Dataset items
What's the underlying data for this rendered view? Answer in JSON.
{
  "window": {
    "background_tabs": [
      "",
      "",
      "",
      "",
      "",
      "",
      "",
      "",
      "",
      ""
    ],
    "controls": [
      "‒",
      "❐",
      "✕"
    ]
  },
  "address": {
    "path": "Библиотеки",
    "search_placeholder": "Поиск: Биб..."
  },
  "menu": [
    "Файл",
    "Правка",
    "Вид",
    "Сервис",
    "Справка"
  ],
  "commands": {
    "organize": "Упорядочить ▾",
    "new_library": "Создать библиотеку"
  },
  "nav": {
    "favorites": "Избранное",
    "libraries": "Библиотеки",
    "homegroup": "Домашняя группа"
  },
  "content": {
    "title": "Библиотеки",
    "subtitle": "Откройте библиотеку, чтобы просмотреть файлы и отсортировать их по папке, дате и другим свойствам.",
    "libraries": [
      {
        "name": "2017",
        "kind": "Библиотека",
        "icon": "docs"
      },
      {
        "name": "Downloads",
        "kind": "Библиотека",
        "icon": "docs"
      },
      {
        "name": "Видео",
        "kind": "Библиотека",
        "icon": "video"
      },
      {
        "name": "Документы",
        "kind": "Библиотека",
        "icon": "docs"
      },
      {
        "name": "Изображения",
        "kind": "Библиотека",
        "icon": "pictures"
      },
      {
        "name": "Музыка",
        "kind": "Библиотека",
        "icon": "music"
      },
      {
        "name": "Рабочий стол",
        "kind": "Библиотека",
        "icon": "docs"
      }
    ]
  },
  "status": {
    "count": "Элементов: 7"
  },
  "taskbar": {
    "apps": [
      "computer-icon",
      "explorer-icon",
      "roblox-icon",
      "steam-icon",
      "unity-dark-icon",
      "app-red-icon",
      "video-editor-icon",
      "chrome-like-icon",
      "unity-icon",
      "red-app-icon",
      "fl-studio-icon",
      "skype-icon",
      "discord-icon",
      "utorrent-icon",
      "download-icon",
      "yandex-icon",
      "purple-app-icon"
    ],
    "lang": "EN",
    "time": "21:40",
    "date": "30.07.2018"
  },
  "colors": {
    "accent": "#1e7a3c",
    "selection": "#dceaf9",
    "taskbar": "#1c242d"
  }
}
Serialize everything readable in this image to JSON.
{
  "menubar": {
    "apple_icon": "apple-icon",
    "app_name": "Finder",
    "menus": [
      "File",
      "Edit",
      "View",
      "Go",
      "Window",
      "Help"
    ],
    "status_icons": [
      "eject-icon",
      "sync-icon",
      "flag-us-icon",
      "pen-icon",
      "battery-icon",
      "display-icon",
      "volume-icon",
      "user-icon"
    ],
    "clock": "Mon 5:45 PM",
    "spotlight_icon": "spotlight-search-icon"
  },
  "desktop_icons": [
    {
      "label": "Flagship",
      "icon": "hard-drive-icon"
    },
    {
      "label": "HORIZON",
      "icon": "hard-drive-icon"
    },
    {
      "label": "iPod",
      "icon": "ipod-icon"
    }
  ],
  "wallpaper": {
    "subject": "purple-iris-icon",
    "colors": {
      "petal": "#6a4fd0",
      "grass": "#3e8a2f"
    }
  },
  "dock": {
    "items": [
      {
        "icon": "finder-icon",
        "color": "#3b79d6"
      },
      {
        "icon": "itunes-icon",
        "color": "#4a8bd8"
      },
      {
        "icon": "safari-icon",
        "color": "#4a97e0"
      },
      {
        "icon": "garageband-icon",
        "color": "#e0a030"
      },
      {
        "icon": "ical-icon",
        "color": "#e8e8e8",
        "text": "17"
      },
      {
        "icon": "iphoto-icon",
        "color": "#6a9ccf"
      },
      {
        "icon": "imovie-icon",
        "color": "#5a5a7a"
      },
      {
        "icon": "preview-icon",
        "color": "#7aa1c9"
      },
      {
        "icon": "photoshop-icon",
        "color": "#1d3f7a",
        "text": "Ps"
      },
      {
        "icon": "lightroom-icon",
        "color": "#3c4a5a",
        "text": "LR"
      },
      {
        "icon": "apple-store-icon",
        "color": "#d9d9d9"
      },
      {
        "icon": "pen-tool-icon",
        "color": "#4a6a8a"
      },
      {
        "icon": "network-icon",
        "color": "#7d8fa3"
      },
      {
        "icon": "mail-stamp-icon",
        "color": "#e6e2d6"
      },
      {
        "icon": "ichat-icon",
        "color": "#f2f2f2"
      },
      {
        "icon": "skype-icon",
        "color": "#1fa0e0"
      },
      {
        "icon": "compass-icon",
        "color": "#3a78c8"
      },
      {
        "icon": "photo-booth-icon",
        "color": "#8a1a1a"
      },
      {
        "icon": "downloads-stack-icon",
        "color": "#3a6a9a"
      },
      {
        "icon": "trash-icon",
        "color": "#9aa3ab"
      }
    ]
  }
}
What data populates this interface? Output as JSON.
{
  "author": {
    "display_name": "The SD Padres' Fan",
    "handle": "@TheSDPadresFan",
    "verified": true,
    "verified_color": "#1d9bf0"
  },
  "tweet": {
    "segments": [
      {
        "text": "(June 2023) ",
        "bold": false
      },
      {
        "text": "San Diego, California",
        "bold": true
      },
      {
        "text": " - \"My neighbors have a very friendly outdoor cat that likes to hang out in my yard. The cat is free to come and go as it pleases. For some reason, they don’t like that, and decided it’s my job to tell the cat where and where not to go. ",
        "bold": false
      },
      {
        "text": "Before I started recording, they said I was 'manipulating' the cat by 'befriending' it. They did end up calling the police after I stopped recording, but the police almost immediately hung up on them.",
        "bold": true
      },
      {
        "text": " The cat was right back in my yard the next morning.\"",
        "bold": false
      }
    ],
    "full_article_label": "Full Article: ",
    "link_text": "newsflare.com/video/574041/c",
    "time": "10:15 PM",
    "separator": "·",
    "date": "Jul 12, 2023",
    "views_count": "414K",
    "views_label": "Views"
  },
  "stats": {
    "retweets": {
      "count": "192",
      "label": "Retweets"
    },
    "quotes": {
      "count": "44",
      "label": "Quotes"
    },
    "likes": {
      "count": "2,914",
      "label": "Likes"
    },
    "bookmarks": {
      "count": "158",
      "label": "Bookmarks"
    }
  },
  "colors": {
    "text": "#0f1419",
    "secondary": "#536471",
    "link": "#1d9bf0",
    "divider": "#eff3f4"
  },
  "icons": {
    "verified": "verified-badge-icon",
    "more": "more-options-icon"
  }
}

» REQUIREMENT
Produce an exact copy of the whole listing.

» FULL SOLUTION
What's the underlying data for this rendered view? Answer in JSON.
{
  "window": {
    "background_tabs": [
      "",
      "",
      "",
      "",
      "",
      "",
      "",
      "",
      "",
      ""
    ],
    "controls": [
      "‒",
      "❐",
      "✕"
    ]
  },
  "address": {
    "path": "Библиотеки",
    "search_placeholder": "Поиск: Биб..."
  },
  "menu": [
    "Файл",
    "Правка",
    "Вид",
    "Сервис",
    "Справка"
  ],
  "commands": {
    "organize": "Упорядочить ▾",
    "new_library": "Создать библиотеку"
  },
  "nav": {
    "favorites": "Избранное",
    "libraries": "Библиотеки",
    "homegroup": "Домашняя группа"
  },
  "content": {
    "title": "Библиотеки",
    "subtitle": "Откройте библиотеку, чтобы просмотреть файлы и отсортировать их по папке, дате и другим свойствам.",
    "libraries": [
      {
        "name": "2017",
        "kind": "Библиотека",
        "icon": "docs"
      },
      {
        "name": "Downloads",
        "kind": "Библиотека",
        "icon": "docs"
      },
      {
        "name": "Видео",
        "kind": "Библиотека",
        "icon": "video"
      },
      {
        "name": "Документы",
        "kind": "Библиотека",
        "icon": "docs"
      },
      {
        "name": "Изображения",
        "kind": "Библиотека",
        "icon": "pictures"
      },
      {
        "name": "Музыка",
        "kind": "Библиотека",
        "icon": "music"
      },
      {
        "name": "Рабочий стол",
        "kind": "Библиотека",
        "icon": "docs"
      }
    ]
  },
  "status": {
    "count": "Элементов: 7"
  },
  "taskbar": {
    "apps": [
      "computer-icon",
      "explorer-icon",
      "roblox-icon",
      "steam-icon",
      "unity-dark-icon",
      "app-red-icon",
      "video-editor-icon",
      "chrome-like-icon",
      "unity-icon",
      "red-app-icon",
      "fl-studio-icon",
      "skype-icon",
      "discord-icon",
      "utorrent-icon",
      "download-icon",
      "yandex-icon",
      "purple-app-icon"
    ],
    "lang": "EN",
    "time": "21:40",
    "date": "30.07.2018"
  },
  "colors": {
    "accent": "#1e7a3c",
    "selection": "#dceaf9",
    "taskbar": "#1c242d"
  }
}
Serialize everything readable in this image to JSON.
{
  "menubar": {
    "apple_icon": "apple-icon",
    "app_name": "Finder",
    "menus": [
      "File",
      "Edit",
      "View",
      "Go",
      "Window",
      "Help"
    ],
    "status_icons": [
      "eject-icon",
      "sync-icon",
      "flag-us-icon",
      "pen-icon",
      "battery-icon",
      "display-icon",
      "volume-icon",
      "user-icon"
    ],
    "clock": "Mon 5:45 PM",
    "spotlight_icon": "spotlight-search-icon"
  },
  "desktop_icons": [
    {
      "label": "Flagship",
      "icon": "hard-drive-icon"
    },
    {
      "label": "HORIZON",
      "icon": "hard-drive-icon"
    },
    {
      "label": "iPod",
      "icon": "ipod-icon"
    }
  ],
  "wallpaper": {
    "subject": "purple-iris-icon",
    "colors": {
      "petal": "#6a4fd0",
      "grass": "#3e8a2f"
    }
  },
  "dock": {
    "items": [
      {
        "icon": "finder-icon",
        "color": "#3b79d6"
      },
      {
        "icon": "itunes-icon",
        "color": "#4a8bd8"
      },
      {
        "icon": "safari-icon",
        "color": "#4a97e0"
      },
      {
        "icon": "garageband-icon",
        "color": "#e0a030"
      },
      {
        "icon": "ical-icon",
        "color": "#e8e8e8",
        "text": "17"
      },
      {
        "icon": "iphoto-icon",
        "color": "#6a9ccf"
      },
      {
        "icon": "imovie-icon",
        "color": "#5a5a7a"
      },
      {
        "icon": "preview-icon",
        "color": "#7aa1c9"
      },
      {
        "icon": "photoshop-icon",
        "color": "#1d3f7a",
        "text": "Ps"
      },
      {
        "icon": "lightroom-icon",
        "color": "#3c4a5a",
        "text": "LR"
      },
      {
        "icon": "apple-store-icon",
        "color": "#d9d9d9"
      },
      {
        "icon": "pen-tool-icon",
        "color": "#4a6a8a"
      },
      {
        "icon": "network-icon",
        "color": "#7d8fa3"
      },
      {
        "icon": "mail-stamp-icon",
        "color": "#e6e2d6"
      },
      {
        "icon": "ichat-icon",
        "color": "#f2f2f2"
      },
      {
        "icon": "skype-icon",
        "color": "#1fa0e0"
      },
      {
        "icon": "compass-icon",
        "color": "#3a78c8"
      },
      {
        "icon": "photo-booth-icon",
        "color": "#8a1a1a"
      },
      {
        "icon": "downloads-stack-icon",
        "color": "#3a6a9a"
      },
      {
        "icon": "trash-icon",
        "color": "#9aa3ab"
      }
    ]
  }
}
What data populates this interface? Output as JSON.
{
  "author": {
    "display_name": "The SD Padres' Fan",
    "handle": "@TheSDPadresFan",
    "verified": true,
    "verified_color": "#1d9bf0"
  },
  "tweet": {
    "segments": [
      {
        "text": "(June 2023) ",
        "bold": false
      },
      {
        "text": "San Diego, California",
        "bold": true
      },
      {
        "text": " - \"My neighbors have a very friendly outdoor cat that likes to hang out in my yard. The cat is free to come and go as it pleases. For some reason, they don’t like that, and decided it’s my job to tell the cat where and where not to go. ",
        "bold": false
      },
      {
        "text": "Before I started recording, they said I was 'manipulating' the cat by 'befriending' it. They did end up calling the police after I stopped recording, but the police almost immediately hung up on them.",
        "bold": true
      },
      {
        "text": " The cat was right back in my yard the next morning.\"",
        "bold": false
      }
    ],
    "full_article_label": "Full Article: ",
    "link_text": "newsflare.com/video/574041/c",
    "time": "10:15 PM",
    "separator": "·",
    "date": "Jul 12, 2023",
    "views_count": "414K",
    "views_label": "Views"
  },
  "stats": {
    "retweets": {
      "count": "192",
      "label": "Retweets"
    },
    "quotes": {
      "count": "44",
      "label": "Quotes"
    },
    "likes": {
      "count": "2,914",
      "label": "Likes"
    },
    "bookmarks": {
      "count": "158",
      "label": "Bookmarks"
    }
  },
  "colors": {
    "text": "#0f1419",
    "secondary": "#536471",
    "link": "#1d9bf0",
    "divider": "#eff3f4"
  },
  "icons": {
    "verified": "verified-badge-icon",
    "more": "more-options-icon"
  }
}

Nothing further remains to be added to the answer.